--- START Supplied data ---

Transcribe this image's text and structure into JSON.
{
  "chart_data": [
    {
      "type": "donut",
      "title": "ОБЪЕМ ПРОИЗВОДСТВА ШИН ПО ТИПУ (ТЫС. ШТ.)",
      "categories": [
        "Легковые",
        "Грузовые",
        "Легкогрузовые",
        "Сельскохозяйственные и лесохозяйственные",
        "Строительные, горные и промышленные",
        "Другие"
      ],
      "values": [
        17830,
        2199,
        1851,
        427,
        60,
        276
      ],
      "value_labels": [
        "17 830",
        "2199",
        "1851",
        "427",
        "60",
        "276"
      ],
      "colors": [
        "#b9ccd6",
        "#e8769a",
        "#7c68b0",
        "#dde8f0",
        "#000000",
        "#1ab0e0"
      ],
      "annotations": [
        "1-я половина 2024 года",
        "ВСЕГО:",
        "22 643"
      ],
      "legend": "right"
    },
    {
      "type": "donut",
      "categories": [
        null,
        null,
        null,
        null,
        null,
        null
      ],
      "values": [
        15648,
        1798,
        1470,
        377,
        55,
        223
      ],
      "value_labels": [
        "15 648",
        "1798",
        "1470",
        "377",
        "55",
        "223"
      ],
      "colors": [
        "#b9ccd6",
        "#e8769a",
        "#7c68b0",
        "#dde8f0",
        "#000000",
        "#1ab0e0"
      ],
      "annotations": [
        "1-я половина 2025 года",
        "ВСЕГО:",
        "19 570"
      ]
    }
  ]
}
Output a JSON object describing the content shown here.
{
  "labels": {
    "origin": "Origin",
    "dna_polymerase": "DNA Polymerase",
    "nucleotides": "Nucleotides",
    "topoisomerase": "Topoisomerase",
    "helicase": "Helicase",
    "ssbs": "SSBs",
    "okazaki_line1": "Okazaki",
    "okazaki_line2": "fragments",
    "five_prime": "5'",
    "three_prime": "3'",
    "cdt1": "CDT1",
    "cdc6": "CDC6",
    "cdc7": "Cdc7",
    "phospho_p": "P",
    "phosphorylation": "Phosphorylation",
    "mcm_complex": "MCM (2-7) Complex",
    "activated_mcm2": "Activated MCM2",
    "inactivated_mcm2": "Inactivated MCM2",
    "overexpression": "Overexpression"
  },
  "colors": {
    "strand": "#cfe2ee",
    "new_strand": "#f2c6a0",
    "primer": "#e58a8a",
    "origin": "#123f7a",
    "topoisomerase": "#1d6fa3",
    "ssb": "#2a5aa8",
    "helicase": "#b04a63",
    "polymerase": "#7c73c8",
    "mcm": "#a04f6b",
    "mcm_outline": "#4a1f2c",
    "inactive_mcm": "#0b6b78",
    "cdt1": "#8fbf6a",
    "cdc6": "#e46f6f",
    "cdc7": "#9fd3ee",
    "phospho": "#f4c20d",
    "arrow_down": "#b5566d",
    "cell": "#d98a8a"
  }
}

--- END Supplied data ---

### Exercise description
For each line of the listing that holds the word "helicase", show that line.

### Exercise result
    "helicase": "Helicase",
    "helicase": "#b04a63",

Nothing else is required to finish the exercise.